(A run of records)
++++++++

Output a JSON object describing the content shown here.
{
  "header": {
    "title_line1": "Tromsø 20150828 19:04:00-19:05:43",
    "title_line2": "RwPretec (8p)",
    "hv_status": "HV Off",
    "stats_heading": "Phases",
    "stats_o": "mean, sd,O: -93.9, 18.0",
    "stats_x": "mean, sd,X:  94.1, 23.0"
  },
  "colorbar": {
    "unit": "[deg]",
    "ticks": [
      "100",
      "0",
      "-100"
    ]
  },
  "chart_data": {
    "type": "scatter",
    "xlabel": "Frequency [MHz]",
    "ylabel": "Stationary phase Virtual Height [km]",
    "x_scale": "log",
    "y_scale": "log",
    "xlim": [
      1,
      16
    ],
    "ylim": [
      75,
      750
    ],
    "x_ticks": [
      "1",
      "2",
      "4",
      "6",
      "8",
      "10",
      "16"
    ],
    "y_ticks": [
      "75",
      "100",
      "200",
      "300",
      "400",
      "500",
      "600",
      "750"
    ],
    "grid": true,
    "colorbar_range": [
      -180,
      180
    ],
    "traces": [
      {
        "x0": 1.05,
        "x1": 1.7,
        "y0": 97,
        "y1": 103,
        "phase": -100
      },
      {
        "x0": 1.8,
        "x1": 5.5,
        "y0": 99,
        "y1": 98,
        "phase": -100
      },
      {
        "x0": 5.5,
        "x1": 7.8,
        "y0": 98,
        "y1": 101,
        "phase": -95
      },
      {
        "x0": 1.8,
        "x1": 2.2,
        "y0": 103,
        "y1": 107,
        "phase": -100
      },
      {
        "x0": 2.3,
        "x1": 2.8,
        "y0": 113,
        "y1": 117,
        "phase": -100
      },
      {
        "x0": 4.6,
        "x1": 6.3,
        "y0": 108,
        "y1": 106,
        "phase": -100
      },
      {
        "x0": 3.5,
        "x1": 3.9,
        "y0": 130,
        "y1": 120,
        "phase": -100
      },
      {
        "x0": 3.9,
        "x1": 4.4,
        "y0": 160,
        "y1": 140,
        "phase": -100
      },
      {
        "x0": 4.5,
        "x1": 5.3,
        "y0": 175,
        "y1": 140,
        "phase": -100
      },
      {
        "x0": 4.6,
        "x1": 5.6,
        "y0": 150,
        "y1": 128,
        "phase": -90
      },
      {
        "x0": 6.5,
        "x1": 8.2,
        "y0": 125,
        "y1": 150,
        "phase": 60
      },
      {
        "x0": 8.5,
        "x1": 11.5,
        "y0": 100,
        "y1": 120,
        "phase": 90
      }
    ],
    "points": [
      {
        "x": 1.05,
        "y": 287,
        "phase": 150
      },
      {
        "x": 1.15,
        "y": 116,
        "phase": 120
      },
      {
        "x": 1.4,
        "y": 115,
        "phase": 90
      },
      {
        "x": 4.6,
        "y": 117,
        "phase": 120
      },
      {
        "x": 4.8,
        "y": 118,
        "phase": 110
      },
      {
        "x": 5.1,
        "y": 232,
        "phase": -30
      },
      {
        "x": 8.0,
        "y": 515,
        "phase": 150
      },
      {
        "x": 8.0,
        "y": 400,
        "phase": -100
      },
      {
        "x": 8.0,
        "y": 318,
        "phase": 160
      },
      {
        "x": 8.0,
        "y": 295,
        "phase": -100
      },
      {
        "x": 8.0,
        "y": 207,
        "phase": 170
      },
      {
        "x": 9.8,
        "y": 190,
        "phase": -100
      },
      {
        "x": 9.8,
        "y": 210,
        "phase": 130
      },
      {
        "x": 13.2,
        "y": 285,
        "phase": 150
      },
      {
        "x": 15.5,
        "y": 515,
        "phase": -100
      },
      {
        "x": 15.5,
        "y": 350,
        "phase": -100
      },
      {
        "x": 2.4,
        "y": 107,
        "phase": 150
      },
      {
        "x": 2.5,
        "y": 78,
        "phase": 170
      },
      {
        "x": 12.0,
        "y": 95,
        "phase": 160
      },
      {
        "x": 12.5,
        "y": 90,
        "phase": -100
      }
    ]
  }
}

++++++++

Every entry must be quoted exactly as it appears above.

SOLUTION TO THIS EXERCISE:
Output a JSON object describing the content shown here.
{
  "header": {
    "title_line1": "Tromsø 20150828 19:04:00-19:05:43",
    "title_line2": "RwPretec (8p)",
    "hv_status": "HV Off",
    "stats_heading": "Phases",
    "stats_o": "mean, sd,O: -93.9, 18.0",
    "stats_x": "mean, sd,X:  94.1, 23.0"
  },
  "colorbar": {
    "unit": "[deg]",
    "ticks": [
      "100",
      "0",
      "-100"
    ]
  },
  "chart_data": {
    "type": "scatter",
    "xlabel": "Frequency [MHz]",
    "ylabel": "Stationary phase Virtual Height [km]",
    "x_scale": "log",
    "y_scale": "log",
    "xlim": [
      1,
      16
    ],
    "ylim": [
      75,
      750
    ],
    "x_ticks": [
      "1",
      "2",
      "4",
      "6",
      "8",
      "10",
      "16"
    ],
    "y_ticks": [
      "75",
      "100",
      "200",
      "300",
      "400",
      "500",
      "600",
      "750"
    ],
    "grid": true,
    "colorbar_range": [
      -180,
      180
    ],
    "traces": [
      {
        "x0": 1.05,
        "x1": 1.7,
        "y0": 97,
        "y1": 103,
        "phase": -100
      },
      {
        "x0": 1.8,
        "x1": 5.5,
        "y0": 99,
        "y1": 98,
        "phase": -100
      },
      {
        "x0": 5.5,
        "x1": 7.8,
        "y0": 98,
        "y1": 101,
        "phase": -95
      },
      {
        "x0": 1.8,
        "x1": 2.2,
        "y0": 103,
        "y1": 107,
        "phase": -100
      },
      {
        "x0": 2.3,
        "x1": 2.8,
        "y0": 113,
        "y1": 117,
        "phase": -100
      },
      {
        "x0": 4.6,
        "x1": 6.3,
        "y0": 108,
        "y1": 106,
        "phase": -100
      },
      {
        "x0": 3.5,
        "x1": 3.9,
        "y0": 130,
        "y1": 120,
        "phase": -100
      },
      {
        "x0": 3.9,
        "x1": 4.4,
        "y0": 160,
        "y1": 140,
        "phase": -100
      },
      {
        "x0": 4.5,
        "x1": 5.3,
        "y0": 175,
        "y1": 140,
        "phase": -100
      },
      {
        "x0": 4.6,
        "x1": 5.6,
        "y0": 150,
        "y1": 128,
        "phase": -90
      },
      {
        "x0": 6.5,
        "x1": 8.2,
        "y0": 125,
        "y1": 150,
        "phase": 60
      },
      {
        "x0": 8.5,
        "x1": 11.5,
        "y0": 100,
        "y1": 120,
        "phase": 90
      }
    ],
    "points": [
      {
        "x": 1.05,
        "y": 287,
        "phase": 150
      },
      {
        "x": 1.15,
        "y": 116,
        "phase": 120
      },
      {
        "x": 1.4,
        "y": 115,
        "phase": 90
      },
      {
        "x": 4.6,
        "y": 117,
        "phase": 120
      },
      {
        "x": 4.8,
        "y": 118,
        "phase": 110
      },
      {
        "x": 5.1,
        "y": 232,
        "phase": -30
      },
      {
        "x": 8.0,
        "y": 515,
        "phase": 150
      },
      {
        "x": 8.0,
        "y": 400,
        "phase": -100
      },
      {
        "x": 8.0,
        "y": 318,
        "phase": 160
      },
      {
        "x": 8.0,
        "y": 295,
        "phase": -100
      },
      {
        "x": 8.0,
        "y": 207,
        "phase": 170
      },
      {
        "x": 9.8,
        "y": 190,
        "phase": -100
      },
      {
        "x": 9.8,
        "y": 210,
        "phase": 130
      },
      {
        "x": 13.2,
        "y": 285,
        "phase": 150
      },
      {
        "x": 15.5,
        "y": 515,
        "phase": -100
      },
      {
        "x": 15.5,
        "y": 350,
        "phase": -100
      },
      {
        "x": 2.4,
        "y": 107,
        "phase": 150
      },
      {
        "x": 2.5,
        "y": 78,
        "phase": 170
      },
      {
        "x": 12.0,
        "y": 95,
        "phase": 160
      },
      {
        "x": 12.5,
        "y": 90,
        "phase": -100
      }
    ]
  }
}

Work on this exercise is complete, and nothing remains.